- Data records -
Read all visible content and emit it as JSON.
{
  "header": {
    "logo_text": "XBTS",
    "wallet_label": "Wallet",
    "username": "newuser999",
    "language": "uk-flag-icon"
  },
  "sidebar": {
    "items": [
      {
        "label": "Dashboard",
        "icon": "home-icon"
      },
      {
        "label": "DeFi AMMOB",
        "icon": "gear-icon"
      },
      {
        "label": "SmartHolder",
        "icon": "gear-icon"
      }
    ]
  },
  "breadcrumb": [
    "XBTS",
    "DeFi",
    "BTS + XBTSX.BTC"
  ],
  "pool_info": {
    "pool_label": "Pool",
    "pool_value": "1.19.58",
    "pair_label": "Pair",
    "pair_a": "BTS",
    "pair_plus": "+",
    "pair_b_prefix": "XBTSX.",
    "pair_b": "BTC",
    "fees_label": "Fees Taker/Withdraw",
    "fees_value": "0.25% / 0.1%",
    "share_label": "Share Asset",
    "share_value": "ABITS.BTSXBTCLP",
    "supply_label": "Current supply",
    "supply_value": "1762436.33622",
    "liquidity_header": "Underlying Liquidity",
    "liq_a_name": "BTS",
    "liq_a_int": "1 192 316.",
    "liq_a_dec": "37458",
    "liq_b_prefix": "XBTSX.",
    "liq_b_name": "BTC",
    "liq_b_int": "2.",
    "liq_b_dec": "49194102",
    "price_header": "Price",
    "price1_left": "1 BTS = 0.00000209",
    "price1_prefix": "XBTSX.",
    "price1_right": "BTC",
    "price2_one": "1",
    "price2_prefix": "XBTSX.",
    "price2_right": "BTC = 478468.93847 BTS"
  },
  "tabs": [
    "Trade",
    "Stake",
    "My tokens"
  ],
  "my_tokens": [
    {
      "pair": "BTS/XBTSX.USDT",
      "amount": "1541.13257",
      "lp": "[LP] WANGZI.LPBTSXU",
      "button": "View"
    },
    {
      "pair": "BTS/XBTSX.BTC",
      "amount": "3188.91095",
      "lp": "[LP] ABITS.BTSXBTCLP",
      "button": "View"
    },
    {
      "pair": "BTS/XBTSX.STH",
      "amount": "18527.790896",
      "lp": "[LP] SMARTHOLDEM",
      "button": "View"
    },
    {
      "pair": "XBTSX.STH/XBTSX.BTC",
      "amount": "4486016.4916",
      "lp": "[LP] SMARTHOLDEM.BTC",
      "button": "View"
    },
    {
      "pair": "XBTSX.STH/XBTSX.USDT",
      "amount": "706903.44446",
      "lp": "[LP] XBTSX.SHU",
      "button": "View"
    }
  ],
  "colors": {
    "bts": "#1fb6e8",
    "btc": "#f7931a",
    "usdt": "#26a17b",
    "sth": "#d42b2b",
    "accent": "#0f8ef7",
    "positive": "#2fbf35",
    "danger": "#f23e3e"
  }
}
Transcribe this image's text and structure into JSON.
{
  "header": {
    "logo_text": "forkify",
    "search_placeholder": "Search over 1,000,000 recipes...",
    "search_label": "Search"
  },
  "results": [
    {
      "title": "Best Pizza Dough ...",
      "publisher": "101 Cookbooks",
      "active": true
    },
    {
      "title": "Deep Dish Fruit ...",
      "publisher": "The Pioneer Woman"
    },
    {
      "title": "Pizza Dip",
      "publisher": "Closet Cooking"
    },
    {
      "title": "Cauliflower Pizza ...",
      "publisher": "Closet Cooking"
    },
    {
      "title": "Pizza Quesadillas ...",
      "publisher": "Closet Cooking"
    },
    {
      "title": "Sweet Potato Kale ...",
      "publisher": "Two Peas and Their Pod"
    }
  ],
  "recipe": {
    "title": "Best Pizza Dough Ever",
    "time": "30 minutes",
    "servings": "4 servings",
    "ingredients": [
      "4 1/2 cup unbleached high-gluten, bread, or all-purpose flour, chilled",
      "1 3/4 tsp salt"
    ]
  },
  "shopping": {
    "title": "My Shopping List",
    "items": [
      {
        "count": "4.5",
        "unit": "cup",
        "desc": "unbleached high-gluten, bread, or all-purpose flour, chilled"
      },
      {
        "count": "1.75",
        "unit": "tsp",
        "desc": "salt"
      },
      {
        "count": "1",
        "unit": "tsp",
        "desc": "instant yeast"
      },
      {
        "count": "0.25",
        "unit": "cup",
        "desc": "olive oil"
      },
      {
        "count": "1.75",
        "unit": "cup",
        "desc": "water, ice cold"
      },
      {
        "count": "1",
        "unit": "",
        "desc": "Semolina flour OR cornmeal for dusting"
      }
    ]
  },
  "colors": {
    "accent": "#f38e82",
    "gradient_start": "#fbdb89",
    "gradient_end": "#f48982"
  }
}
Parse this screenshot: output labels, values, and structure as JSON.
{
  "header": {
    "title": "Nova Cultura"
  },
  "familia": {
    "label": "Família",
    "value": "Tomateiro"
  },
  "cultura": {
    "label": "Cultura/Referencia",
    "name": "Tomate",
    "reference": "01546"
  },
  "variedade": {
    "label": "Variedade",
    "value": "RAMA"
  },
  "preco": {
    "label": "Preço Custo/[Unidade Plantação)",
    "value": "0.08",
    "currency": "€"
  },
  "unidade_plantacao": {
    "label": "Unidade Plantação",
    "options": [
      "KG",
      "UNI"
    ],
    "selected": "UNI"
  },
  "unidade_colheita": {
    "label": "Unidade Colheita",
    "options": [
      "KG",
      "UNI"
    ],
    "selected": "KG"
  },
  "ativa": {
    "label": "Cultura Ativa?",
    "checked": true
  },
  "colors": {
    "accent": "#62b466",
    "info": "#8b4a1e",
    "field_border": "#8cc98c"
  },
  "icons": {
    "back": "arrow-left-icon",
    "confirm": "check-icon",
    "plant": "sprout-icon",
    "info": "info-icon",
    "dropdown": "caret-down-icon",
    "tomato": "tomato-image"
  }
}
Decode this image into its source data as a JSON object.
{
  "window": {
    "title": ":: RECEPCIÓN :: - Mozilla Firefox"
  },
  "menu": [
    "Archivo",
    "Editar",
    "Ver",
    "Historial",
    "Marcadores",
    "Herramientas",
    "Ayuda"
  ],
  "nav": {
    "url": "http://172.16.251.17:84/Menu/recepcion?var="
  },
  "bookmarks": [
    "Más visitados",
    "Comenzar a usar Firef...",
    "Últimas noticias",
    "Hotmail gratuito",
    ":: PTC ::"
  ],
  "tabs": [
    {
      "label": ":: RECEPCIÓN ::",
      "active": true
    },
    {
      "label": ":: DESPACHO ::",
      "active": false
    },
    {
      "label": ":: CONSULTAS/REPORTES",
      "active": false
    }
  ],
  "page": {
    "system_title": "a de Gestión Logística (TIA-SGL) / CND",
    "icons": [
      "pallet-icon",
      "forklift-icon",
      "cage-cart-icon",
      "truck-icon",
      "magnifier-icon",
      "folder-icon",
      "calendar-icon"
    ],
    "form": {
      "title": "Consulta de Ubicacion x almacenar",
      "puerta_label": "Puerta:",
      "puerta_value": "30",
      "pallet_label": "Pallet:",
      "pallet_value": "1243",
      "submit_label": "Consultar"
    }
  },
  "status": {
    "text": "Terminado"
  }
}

- STATED PROBLEM -
Work through the data and report how many of its lines hold the word "JSON", giving only the figure.

- SOLVED PROBLEM -
4